▶ [The request]: Each line of the material below that holds the word "marker" needs to be copied.

------------------------------------

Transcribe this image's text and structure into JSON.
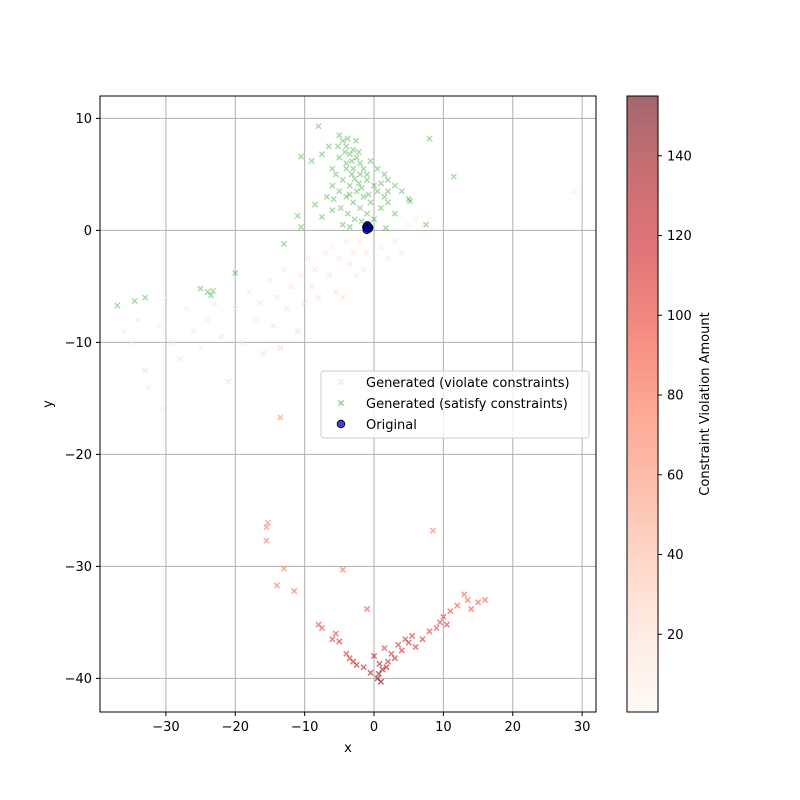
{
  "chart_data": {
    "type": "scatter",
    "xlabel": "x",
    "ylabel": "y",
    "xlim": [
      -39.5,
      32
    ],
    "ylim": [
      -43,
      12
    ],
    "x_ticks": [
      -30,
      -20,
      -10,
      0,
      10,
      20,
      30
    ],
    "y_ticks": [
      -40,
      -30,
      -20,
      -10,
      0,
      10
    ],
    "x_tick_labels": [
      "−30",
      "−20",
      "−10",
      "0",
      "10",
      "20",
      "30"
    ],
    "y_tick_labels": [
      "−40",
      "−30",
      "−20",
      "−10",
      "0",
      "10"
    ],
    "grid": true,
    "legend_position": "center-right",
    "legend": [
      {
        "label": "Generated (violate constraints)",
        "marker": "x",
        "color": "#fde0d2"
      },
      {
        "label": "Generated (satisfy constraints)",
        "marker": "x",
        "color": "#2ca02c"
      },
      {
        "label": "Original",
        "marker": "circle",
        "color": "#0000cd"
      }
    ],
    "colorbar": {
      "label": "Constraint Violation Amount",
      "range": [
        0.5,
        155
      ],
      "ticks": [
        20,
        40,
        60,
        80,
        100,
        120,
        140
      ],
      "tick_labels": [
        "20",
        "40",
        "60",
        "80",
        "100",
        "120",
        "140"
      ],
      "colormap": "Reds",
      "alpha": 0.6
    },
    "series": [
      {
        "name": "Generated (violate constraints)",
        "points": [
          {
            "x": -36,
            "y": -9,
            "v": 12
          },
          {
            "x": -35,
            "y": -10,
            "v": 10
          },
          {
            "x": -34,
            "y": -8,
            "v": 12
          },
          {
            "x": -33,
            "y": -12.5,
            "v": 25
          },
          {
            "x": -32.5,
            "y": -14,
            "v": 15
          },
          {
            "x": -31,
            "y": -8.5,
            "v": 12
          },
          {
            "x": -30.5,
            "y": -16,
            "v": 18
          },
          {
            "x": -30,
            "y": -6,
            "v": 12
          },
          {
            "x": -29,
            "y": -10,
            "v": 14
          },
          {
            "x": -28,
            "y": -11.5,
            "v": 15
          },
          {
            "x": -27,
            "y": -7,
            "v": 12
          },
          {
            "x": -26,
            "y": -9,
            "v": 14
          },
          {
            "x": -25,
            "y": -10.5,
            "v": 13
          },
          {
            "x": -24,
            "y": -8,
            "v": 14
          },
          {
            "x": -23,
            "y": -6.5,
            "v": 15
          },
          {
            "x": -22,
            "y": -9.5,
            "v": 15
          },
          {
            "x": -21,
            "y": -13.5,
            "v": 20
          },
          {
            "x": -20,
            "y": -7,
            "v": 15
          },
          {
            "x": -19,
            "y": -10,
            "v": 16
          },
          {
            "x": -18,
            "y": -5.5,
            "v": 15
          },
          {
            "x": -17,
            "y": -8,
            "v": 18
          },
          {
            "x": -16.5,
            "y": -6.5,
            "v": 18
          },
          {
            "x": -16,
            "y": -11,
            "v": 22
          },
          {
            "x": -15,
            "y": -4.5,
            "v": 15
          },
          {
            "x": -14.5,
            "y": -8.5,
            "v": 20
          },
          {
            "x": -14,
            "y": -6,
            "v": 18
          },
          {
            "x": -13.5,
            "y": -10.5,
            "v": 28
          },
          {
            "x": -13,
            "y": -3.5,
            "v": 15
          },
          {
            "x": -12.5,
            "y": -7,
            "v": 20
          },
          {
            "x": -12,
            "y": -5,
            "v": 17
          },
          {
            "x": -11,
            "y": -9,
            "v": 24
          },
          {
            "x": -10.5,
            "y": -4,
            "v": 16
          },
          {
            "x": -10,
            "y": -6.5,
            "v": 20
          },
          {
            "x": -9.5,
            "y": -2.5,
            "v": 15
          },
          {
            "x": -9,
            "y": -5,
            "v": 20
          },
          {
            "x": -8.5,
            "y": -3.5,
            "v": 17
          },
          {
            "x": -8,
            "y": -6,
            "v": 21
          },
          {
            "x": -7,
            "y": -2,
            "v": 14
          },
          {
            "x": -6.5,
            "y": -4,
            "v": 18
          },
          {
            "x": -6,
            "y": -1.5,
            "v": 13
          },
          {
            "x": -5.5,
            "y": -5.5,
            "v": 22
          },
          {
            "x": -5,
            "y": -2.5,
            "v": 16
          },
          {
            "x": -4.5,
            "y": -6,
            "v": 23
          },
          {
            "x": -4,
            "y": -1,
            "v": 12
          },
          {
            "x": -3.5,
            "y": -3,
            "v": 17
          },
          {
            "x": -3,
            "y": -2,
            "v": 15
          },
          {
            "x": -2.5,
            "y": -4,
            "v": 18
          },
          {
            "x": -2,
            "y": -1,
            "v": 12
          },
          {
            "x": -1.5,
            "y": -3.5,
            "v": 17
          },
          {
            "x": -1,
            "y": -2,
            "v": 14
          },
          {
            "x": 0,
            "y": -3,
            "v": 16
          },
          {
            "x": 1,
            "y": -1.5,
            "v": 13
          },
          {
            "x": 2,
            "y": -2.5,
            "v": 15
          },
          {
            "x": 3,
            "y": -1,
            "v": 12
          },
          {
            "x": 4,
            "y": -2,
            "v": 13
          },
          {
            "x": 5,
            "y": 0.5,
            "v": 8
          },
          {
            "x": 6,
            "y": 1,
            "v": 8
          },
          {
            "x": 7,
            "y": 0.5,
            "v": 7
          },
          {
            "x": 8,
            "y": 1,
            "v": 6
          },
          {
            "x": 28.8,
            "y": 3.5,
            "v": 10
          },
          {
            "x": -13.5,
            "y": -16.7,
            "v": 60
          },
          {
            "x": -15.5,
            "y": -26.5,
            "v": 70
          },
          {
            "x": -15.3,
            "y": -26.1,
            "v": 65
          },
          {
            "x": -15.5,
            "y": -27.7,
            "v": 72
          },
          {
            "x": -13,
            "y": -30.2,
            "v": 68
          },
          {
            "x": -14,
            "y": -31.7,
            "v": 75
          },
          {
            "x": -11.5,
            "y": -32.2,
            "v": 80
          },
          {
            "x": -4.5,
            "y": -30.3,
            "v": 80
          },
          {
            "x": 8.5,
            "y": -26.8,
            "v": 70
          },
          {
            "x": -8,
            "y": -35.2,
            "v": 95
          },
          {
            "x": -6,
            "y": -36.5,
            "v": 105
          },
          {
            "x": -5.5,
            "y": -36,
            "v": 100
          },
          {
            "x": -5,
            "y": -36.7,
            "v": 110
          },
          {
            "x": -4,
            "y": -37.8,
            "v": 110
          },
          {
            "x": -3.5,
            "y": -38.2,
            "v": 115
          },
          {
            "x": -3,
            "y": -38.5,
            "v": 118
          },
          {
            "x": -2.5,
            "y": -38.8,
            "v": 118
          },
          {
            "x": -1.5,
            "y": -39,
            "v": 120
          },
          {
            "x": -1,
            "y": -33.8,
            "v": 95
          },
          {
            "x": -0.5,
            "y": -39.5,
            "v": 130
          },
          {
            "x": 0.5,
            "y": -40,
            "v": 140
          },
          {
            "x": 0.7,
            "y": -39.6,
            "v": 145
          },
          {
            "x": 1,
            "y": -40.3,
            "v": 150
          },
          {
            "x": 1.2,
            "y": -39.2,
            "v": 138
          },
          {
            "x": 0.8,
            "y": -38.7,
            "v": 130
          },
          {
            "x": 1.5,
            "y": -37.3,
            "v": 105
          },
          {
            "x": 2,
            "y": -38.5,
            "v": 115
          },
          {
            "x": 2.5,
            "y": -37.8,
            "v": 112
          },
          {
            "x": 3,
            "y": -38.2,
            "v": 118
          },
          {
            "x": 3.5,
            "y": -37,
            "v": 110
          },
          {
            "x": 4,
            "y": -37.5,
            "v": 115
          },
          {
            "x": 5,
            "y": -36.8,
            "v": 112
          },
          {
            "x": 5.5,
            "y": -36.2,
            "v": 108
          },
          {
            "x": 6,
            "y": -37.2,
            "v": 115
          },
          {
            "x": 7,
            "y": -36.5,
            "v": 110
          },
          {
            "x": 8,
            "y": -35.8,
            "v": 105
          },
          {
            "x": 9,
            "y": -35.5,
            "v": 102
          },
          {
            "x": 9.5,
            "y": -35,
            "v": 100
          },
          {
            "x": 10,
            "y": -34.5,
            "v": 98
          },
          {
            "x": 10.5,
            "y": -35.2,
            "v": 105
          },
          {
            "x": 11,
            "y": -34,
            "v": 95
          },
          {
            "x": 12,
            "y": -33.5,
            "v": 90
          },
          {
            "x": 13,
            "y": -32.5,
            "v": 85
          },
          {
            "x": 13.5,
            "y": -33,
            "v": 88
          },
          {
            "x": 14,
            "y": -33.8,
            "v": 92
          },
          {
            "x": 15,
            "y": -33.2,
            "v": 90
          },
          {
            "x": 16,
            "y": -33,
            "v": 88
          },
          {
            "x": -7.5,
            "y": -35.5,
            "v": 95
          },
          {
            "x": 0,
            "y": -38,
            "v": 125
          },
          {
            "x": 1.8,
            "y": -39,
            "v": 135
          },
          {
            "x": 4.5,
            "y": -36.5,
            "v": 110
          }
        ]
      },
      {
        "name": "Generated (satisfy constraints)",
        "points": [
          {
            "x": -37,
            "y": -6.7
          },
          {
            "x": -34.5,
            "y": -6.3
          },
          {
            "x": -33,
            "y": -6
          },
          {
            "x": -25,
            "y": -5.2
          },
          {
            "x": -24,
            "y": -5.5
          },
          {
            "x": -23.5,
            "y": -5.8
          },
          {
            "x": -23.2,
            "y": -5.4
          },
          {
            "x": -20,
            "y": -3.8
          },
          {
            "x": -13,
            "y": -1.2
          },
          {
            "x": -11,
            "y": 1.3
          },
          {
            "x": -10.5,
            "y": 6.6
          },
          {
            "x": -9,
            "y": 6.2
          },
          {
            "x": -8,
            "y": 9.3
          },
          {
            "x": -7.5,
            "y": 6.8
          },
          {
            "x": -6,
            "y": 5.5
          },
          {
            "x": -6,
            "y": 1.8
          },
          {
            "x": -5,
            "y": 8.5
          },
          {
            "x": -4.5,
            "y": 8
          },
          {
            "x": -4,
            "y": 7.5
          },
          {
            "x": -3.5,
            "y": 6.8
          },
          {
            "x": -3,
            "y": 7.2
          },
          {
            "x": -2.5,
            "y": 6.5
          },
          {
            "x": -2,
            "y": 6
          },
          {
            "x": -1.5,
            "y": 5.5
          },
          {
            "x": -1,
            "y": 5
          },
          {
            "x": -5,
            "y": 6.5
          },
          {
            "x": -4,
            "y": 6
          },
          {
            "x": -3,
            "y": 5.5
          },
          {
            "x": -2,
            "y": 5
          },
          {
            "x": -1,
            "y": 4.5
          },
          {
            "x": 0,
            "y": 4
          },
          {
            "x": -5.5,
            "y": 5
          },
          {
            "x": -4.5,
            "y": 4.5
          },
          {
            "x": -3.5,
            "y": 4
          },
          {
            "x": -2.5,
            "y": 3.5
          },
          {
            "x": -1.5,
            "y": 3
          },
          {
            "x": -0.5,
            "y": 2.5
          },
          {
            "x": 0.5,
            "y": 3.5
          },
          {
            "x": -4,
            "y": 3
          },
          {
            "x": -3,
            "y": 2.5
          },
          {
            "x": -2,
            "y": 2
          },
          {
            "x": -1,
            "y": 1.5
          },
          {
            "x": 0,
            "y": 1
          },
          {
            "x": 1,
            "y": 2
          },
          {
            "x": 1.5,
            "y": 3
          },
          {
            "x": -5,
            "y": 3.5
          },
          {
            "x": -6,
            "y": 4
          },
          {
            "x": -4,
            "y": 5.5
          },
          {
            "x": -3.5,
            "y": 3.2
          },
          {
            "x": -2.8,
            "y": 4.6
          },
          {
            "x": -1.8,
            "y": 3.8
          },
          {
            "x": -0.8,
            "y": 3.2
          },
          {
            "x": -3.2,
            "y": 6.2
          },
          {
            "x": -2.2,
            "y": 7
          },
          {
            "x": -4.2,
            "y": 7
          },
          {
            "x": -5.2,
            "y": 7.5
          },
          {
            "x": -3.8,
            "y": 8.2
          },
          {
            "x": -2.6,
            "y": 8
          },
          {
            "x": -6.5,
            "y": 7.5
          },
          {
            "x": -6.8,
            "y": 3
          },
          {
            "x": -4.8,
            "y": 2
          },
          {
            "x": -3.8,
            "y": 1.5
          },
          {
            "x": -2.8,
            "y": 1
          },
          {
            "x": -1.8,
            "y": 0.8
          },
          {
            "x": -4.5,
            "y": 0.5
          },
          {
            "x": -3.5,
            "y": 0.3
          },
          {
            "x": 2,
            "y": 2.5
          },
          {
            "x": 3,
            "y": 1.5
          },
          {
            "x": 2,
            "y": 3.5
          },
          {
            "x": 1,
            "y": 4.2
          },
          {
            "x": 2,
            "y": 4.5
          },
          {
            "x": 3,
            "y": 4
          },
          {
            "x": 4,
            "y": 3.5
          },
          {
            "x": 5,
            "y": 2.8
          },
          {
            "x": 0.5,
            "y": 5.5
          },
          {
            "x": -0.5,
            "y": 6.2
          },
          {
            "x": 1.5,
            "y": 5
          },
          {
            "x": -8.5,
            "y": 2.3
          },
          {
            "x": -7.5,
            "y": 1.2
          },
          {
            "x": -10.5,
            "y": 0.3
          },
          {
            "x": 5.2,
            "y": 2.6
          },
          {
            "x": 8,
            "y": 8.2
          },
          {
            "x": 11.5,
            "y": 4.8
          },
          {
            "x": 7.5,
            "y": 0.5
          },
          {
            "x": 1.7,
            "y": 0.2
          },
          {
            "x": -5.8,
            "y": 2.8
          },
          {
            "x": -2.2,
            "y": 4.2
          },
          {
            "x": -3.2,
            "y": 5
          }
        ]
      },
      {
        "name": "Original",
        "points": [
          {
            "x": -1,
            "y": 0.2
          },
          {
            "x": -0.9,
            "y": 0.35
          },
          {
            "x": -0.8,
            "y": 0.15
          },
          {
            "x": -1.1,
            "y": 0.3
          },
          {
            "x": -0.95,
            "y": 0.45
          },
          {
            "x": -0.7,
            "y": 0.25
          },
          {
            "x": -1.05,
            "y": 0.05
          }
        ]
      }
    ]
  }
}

------------------------------------

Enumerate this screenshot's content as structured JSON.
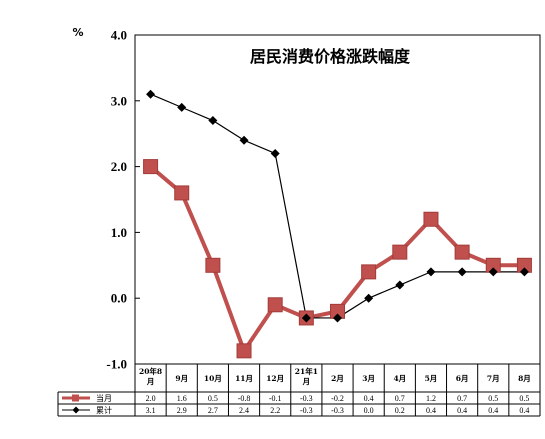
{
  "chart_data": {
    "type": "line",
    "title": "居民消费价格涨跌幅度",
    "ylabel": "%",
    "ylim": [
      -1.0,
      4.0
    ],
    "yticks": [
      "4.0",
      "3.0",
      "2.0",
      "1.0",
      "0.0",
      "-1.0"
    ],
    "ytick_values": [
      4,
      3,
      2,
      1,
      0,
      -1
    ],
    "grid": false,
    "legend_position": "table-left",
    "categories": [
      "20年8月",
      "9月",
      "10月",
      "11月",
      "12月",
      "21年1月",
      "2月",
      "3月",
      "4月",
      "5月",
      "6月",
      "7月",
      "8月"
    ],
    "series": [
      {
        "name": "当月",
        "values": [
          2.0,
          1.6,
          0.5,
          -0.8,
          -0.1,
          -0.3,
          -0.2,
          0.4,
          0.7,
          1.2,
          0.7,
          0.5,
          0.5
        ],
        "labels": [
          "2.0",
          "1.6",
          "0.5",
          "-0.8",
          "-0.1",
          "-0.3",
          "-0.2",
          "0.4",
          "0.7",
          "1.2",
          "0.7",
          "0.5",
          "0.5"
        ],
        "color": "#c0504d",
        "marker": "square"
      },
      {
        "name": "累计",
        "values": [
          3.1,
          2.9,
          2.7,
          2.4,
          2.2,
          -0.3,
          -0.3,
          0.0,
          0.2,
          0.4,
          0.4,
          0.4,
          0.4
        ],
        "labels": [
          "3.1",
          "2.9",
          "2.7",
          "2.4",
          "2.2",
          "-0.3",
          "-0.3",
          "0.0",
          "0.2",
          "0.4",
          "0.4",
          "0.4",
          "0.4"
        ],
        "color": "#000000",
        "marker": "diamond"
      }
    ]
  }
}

------------------------------------

▶ [Final result]:
        "marker": "x",
        "marker": "x",
        "marker": "circle",
        "marker": "square"
        "marker": "diamond"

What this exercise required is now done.